OBJECTIVE
State how many lines of the entries below contain the string "orzeczenia". Give only the number.

ITEMS
═══

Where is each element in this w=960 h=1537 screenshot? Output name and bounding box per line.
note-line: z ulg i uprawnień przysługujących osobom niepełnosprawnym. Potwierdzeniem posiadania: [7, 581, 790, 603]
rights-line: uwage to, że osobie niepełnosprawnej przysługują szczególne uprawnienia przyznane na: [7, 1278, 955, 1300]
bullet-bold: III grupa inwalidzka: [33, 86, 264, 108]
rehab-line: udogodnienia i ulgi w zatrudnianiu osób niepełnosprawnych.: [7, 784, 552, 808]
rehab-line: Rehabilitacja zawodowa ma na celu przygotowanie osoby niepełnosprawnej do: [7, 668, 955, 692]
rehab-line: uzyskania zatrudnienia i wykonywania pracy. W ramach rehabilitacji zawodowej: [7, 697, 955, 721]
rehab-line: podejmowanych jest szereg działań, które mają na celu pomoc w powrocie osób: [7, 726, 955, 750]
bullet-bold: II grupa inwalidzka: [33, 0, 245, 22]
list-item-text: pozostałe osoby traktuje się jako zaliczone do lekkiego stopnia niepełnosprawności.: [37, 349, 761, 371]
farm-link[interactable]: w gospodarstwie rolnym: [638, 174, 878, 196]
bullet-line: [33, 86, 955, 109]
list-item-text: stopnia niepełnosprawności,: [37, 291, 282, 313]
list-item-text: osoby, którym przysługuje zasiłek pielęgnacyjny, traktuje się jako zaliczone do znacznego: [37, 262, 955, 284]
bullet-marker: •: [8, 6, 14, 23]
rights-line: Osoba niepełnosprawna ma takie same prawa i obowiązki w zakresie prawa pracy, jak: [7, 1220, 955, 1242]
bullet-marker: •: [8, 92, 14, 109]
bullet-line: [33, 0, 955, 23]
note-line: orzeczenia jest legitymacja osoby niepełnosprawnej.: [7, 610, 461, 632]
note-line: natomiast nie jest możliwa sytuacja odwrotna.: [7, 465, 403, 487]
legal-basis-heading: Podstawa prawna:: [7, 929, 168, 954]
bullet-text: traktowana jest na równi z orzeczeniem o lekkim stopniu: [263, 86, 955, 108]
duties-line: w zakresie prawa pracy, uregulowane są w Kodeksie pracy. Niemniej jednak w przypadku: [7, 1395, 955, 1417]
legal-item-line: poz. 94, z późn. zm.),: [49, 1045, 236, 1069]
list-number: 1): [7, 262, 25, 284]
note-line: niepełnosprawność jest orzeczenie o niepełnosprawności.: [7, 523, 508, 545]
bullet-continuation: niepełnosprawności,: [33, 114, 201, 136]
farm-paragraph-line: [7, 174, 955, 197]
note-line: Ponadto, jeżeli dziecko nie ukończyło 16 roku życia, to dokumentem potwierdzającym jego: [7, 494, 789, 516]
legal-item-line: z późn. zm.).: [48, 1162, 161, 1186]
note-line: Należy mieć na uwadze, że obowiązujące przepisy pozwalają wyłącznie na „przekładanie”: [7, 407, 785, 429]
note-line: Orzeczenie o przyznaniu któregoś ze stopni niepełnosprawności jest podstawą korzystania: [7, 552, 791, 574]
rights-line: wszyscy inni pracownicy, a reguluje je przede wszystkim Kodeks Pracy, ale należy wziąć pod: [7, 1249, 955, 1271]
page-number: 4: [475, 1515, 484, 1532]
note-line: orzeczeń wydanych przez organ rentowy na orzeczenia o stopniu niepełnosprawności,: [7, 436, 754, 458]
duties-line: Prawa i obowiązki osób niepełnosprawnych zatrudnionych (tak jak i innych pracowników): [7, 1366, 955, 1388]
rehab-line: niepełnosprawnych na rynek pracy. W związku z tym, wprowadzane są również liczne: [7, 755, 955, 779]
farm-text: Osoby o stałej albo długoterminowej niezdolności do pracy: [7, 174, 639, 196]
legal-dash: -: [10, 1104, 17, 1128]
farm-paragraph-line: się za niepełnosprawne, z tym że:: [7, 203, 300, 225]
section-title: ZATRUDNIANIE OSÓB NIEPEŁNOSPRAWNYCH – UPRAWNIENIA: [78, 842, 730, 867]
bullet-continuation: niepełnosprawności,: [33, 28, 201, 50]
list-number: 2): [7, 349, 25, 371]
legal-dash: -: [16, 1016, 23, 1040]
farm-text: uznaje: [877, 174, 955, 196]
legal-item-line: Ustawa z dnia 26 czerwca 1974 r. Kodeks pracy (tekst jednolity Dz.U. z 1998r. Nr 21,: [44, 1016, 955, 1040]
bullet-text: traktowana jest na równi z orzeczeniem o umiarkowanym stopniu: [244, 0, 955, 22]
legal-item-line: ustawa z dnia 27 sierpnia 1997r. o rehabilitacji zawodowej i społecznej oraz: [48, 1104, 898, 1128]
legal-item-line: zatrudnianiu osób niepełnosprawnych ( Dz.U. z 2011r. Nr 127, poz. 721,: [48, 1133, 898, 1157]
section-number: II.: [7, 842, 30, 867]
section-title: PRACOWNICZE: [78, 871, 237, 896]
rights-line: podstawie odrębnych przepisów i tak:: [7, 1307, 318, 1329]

═══

REPLY
2